> Exercise
In the entries below, count each line holding the word "accent". Answer with the total alone.

## begin Material for this exercise

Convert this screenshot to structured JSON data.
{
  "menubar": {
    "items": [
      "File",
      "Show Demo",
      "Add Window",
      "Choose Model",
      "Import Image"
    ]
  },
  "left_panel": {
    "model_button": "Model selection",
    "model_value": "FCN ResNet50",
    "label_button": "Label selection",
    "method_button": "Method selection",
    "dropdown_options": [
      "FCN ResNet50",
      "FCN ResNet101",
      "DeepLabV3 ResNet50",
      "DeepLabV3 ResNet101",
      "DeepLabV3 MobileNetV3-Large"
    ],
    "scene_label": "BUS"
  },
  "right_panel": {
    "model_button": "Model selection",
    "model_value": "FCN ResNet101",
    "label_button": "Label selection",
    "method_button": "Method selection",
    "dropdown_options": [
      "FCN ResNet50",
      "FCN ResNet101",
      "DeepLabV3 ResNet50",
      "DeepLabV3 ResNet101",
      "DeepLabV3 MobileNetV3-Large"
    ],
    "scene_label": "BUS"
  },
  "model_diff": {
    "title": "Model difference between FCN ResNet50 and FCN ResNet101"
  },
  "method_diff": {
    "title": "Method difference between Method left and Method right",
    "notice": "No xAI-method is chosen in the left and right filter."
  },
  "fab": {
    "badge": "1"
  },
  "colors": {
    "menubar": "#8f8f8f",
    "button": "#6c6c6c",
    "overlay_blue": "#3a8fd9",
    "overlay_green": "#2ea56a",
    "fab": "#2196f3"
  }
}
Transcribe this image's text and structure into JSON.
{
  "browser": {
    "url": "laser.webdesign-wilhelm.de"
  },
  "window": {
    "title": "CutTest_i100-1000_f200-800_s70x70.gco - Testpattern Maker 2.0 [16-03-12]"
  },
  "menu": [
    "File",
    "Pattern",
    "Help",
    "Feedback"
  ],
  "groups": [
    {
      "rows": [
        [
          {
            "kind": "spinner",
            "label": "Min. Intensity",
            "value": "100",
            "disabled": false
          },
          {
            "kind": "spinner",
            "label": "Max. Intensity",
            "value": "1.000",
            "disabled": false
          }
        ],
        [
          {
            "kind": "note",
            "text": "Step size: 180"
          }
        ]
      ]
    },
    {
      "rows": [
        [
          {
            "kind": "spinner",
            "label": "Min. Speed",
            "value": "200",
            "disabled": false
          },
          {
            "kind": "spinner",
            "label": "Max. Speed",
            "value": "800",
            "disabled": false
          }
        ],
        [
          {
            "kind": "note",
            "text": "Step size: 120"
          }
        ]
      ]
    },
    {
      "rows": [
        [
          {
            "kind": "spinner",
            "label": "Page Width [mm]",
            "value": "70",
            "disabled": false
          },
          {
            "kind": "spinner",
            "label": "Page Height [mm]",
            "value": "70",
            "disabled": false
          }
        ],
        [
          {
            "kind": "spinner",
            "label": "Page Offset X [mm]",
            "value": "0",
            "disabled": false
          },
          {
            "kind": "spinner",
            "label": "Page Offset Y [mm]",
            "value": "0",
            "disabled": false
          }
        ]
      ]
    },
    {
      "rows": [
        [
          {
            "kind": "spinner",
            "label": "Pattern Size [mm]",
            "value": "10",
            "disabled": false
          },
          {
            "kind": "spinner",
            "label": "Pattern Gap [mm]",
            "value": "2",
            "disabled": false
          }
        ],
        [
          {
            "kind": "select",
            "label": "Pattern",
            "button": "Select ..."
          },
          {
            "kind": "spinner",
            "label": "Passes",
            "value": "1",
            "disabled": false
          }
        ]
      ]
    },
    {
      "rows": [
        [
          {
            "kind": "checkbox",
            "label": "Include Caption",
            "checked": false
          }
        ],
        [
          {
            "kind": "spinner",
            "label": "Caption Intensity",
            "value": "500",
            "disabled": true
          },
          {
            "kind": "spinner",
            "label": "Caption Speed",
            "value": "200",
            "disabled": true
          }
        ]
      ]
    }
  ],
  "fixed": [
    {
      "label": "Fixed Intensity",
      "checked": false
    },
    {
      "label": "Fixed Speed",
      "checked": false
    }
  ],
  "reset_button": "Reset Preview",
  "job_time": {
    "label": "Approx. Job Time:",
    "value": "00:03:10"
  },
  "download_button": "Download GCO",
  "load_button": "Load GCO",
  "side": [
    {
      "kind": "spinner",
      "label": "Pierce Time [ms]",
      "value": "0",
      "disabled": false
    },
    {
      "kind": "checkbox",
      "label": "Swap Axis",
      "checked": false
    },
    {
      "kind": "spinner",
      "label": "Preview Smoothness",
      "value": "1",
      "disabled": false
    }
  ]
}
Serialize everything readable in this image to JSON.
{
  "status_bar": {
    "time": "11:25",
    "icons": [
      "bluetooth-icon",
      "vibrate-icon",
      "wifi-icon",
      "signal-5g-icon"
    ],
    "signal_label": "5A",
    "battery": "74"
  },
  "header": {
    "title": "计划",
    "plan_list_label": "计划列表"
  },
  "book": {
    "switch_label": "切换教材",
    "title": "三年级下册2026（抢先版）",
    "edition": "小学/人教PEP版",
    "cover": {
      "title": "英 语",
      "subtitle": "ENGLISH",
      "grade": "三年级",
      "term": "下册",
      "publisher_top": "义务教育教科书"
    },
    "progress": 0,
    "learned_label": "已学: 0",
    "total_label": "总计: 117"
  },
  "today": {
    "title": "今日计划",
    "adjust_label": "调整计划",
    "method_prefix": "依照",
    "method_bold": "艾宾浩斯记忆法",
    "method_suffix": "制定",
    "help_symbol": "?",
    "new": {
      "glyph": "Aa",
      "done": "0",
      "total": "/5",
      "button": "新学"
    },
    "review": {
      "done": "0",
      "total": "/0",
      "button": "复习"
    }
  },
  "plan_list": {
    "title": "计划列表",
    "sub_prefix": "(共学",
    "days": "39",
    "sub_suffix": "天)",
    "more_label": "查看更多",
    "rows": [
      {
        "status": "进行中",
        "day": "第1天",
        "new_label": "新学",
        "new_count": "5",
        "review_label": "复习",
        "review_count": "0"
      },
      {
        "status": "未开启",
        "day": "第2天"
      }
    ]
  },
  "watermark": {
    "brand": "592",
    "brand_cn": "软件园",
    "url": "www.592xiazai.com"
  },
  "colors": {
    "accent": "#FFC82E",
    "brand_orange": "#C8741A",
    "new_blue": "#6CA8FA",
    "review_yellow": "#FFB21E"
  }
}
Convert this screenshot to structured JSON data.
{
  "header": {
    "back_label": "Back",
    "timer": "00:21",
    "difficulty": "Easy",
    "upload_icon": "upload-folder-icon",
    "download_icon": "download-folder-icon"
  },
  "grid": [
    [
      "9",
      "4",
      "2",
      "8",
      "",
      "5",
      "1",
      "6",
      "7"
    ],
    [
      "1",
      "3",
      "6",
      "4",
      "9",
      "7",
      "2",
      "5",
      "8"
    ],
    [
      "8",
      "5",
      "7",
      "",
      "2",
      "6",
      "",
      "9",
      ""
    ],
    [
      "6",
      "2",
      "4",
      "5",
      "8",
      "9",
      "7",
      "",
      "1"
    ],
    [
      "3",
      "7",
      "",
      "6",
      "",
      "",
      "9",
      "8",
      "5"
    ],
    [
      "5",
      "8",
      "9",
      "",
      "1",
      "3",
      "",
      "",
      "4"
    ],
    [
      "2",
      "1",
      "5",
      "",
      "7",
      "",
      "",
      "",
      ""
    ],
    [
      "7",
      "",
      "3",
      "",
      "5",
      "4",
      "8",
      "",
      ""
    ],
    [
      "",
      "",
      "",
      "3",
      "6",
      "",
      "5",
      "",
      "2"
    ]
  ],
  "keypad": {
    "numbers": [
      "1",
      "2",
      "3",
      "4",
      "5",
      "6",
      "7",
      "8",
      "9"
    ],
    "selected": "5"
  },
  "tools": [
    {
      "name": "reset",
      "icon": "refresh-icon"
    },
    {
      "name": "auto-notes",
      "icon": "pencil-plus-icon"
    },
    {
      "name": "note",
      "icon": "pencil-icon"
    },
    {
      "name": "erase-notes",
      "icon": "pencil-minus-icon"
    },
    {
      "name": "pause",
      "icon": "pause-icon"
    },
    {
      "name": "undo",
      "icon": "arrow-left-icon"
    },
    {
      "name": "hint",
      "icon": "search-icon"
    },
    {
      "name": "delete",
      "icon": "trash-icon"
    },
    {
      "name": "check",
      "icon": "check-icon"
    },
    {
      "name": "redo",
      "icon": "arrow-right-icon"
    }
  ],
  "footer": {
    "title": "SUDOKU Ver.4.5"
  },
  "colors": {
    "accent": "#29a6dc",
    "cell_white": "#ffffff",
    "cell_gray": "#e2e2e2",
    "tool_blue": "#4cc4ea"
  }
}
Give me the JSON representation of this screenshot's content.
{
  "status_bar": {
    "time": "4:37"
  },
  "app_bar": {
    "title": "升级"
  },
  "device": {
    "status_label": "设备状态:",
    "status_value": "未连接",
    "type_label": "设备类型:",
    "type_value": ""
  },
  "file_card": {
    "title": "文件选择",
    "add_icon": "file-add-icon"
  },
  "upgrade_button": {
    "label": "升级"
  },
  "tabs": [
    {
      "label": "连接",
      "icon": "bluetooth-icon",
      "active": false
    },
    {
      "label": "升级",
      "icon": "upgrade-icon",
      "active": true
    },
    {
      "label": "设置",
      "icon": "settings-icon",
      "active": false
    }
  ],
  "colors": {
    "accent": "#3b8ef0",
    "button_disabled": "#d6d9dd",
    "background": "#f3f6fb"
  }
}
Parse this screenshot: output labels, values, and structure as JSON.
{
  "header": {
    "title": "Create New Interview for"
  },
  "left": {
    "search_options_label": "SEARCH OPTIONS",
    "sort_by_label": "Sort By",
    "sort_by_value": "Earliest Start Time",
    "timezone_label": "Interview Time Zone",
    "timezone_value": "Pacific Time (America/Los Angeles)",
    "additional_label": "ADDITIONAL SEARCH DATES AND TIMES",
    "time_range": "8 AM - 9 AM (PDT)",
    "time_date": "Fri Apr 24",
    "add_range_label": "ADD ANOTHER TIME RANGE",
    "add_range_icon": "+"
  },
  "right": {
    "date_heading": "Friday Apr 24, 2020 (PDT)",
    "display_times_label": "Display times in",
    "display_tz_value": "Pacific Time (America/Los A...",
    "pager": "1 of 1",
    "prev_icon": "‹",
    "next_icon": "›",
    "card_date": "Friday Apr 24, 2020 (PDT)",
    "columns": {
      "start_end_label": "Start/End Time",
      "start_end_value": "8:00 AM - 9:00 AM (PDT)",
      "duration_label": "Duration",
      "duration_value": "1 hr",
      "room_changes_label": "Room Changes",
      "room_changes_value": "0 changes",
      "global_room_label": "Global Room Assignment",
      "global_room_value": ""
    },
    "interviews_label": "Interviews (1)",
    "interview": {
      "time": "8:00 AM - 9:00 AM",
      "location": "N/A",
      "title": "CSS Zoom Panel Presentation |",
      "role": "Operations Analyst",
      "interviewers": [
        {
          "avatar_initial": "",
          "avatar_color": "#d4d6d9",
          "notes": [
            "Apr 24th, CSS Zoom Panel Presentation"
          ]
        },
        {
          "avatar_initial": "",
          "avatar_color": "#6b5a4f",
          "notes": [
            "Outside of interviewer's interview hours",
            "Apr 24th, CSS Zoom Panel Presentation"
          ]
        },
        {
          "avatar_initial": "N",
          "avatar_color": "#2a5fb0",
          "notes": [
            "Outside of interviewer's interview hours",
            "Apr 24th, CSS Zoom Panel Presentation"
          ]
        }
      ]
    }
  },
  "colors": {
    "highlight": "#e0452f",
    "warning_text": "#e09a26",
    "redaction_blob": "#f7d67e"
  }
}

## end Material for this exercise

> Written solution
3